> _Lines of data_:
'''

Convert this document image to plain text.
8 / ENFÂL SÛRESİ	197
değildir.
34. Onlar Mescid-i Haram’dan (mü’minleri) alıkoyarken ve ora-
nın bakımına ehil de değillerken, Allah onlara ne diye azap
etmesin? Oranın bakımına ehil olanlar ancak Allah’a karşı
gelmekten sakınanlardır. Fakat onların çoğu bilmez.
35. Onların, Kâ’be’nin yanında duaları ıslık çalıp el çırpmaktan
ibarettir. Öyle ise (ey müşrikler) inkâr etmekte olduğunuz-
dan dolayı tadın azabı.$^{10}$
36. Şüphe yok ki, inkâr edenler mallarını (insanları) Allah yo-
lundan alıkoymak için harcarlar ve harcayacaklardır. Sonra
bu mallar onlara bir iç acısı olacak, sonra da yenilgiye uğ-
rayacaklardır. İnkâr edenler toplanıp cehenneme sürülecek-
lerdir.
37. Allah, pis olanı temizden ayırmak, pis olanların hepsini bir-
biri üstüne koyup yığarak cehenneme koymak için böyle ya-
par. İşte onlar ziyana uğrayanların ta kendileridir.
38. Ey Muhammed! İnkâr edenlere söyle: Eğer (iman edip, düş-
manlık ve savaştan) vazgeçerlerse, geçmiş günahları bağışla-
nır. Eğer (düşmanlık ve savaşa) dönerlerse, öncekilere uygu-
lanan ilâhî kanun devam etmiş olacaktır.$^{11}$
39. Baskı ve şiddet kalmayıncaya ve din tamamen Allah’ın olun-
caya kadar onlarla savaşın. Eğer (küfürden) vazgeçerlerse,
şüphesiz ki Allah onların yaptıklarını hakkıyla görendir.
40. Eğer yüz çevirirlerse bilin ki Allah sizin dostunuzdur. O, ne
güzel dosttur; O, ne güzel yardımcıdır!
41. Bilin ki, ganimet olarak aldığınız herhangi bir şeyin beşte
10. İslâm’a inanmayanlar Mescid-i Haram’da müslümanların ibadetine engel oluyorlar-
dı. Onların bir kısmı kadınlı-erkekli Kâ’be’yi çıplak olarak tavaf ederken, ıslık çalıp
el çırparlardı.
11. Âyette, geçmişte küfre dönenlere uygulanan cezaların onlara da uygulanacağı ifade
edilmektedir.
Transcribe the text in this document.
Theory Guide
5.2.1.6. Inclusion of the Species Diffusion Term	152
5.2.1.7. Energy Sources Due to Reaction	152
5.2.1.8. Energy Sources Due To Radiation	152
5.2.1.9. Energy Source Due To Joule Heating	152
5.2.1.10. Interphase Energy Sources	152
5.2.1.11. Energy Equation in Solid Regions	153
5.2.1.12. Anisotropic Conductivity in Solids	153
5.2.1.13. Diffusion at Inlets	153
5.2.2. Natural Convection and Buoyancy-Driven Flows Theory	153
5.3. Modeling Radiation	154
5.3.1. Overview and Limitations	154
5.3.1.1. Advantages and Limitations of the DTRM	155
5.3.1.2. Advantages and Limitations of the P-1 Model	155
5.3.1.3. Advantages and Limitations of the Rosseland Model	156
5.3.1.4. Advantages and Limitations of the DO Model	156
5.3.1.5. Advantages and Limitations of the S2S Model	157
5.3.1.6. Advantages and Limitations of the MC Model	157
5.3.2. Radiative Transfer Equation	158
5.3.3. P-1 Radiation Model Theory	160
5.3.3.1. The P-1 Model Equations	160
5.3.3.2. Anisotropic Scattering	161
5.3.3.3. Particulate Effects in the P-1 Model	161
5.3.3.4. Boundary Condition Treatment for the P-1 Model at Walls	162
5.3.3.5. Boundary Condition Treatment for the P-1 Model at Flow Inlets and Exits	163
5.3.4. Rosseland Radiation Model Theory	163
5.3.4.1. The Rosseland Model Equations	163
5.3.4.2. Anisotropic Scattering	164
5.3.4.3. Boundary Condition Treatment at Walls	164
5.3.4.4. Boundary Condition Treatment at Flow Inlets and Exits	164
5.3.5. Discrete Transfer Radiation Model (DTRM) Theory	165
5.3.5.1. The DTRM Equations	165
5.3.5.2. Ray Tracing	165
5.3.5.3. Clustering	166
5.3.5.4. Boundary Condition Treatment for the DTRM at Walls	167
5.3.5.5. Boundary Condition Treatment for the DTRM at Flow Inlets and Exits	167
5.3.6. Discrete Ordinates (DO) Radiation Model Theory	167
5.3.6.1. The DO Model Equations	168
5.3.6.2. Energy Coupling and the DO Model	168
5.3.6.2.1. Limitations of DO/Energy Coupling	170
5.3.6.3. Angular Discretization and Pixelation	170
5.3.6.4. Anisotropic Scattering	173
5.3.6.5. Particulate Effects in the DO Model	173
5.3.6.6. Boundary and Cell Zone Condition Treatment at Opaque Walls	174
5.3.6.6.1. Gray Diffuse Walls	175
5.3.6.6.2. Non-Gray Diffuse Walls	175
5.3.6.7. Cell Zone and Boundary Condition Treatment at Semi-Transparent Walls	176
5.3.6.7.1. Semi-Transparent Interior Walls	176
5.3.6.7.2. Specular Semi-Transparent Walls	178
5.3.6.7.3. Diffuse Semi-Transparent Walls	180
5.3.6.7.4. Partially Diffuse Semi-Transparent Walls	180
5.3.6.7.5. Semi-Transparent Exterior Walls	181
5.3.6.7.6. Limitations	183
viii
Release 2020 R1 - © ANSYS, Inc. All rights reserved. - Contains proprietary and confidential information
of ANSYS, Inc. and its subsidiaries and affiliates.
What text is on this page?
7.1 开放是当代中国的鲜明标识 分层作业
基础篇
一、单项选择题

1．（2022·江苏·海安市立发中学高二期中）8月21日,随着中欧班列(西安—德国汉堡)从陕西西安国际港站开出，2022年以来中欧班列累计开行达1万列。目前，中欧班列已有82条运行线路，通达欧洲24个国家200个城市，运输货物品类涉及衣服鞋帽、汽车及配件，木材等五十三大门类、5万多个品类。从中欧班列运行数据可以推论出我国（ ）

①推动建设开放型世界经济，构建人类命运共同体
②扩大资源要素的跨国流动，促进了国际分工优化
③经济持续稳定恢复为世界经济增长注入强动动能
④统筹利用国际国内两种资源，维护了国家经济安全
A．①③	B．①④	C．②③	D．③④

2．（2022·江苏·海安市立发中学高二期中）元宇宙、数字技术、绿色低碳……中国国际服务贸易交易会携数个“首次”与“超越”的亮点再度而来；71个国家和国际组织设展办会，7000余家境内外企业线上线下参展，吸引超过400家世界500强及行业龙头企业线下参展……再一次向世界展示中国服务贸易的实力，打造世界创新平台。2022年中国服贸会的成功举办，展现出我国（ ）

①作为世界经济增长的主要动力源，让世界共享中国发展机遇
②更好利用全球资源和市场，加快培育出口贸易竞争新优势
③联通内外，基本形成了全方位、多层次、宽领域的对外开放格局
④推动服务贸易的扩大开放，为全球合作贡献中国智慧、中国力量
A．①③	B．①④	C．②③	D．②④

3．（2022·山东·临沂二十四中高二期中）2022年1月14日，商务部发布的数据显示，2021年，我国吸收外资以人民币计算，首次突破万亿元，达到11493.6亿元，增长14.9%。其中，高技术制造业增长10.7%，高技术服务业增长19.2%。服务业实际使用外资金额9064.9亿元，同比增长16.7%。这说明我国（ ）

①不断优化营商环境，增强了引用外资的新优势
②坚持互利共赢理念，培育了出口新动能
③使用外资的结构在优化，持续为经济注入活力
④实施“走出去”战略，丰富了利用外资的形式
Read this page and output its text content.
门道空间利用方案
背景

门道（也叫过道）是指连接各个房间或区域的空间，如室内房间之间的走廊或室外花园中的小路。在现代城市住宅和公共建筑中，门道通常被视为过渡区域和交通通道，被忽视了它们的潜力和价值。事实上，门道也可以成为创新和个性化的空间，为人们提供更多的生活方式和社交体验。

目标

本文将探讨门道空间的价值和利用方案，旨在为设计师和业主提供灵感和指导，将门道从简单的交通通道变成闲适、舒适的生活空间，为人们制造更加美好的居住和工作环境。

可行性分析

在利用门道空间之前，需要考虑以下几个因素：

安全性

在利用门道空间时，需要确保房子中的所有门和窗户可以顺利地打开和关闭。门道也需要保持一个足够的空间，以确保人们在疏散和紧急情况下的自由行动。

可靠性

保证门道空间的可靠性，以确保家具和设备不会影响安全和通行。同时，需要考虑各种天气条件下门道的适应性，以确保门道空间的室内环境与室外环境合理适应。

'''

> _Task objective_: Copy out exactly the lines between the line with "What text is on this page?" and the last line of the entries, counting both of those lines.

> _Result of this task_:
What text is on this page?
7.1 开放是当代中国的鲜明标识 分层作业
基础篇
一、单项选择题

1．（2022·江苏·海安市立发中学高二期中）8月21日,随着中欧班列(西安—德国汉堡)从陕西西安国际港站开出，2022年以来中欧班列累计开行达1万列。目前，中欧班列已有82条运行线路，通达欧洲24个国家200个城市，运输货物品类涉及衣服鞋帽、汽车及配件，木材等五十三大门类、5万多个品类。从中欧班列运行数据可以推论出我国（ ）

①推动建设开放型世界经济，构建人类命运共同体
②扩大资源要素的跨国流动，促进了国际分工优化
③经济持续稳定恢复为世界经济增长注入强动动能
④统筹利用国际国内两种资源，维护了国家经济安全
A．①③	B．①④	C．②③	D．③④

2．（2022·江苏·海安市立发中学高二期中）元宇宙、数字技术、绿色低碳……中国国际服务贸易交易会携数个“首次”与“超越”的亮点再度而来；71个国家和国际组织设展办会，7000余家境内外企业线上线下参展，吸引超过400家世界500强及行业龙头企业线下参展……再一次向世界展示中国服务贸易的实力，打造世界创新平台。2022年中国服贸会的成功举办，展现出我国（ ）

①作为世界经济增长的主要动力源，让世界共享中国发展机遇
②更好利用全球资源和市场，加快培育出口贸易竞争新优势
③联通内外，基本形成了全方位、多层次、宽领域的对外开放格局
④推动服务贸易的扩大开放，为全球合作贡献中国智慧、中国力量
A．①③	B．①④	C．②③	D．②④

3．（2022·山东·临沂二十四中高二期中）2022年1月14日，商务部发布的数据显示，2021年，我国吸收外资以人民币计算，首次突破万亿元，达到11493.6亿元，增长14.9%。其中，高技术制造业增长10.7%，高技术服务业增长19.2%。服务业实际使用外资金额9064.9亿元，同比增长16.7%。这说明我国（ ）

①不断优化营商环境，增强了引用外资的新优势
②坚持互利共赢理念，培育了出口新动能
③使用外资的结构在优化，持续为经济注入活力
④实施“走出去”战略，丰富了利用外资的形式
Read this page and output its text content.
门道空间利用方案
背景

门道（也叫过道）是指连接各个房间或区域的空间，如室内房间之间的走廊或室外花园中的小路。在现代城市住宅和公共建筑中，门道通常被视为过渡区域和交通通道，被忽视了它们的潜力和价值。事实上，门道也可以成为创新和个性化的空间，为人们提供更多的生活方式和社交体验。

目标

本文将探讨门道空间的价值和利用方案，旨在为设计师和业主提供灵感和指导，将门道从简单的交通通道变成闲适、舒适的生活空间，为人们制造更加美好的居住和工作环境。

可行性分析

在利用门道空间之前，需要考虑以下几个因素：

安全性

在利用门道空间时，需要确保房子中的所有门和窗户可以顺利地打开和关闭。门道也需要保持一个足够的空间，以确保人们在疏散和紧急情况下的自由行动。

可靠性

保证门道空间的可靠性，以确保家具和设备不会影响安全和通行。同时，需要考虑各种天气条件下门道的适应性，以确保门道空间的室内环境与室外环境合理适应。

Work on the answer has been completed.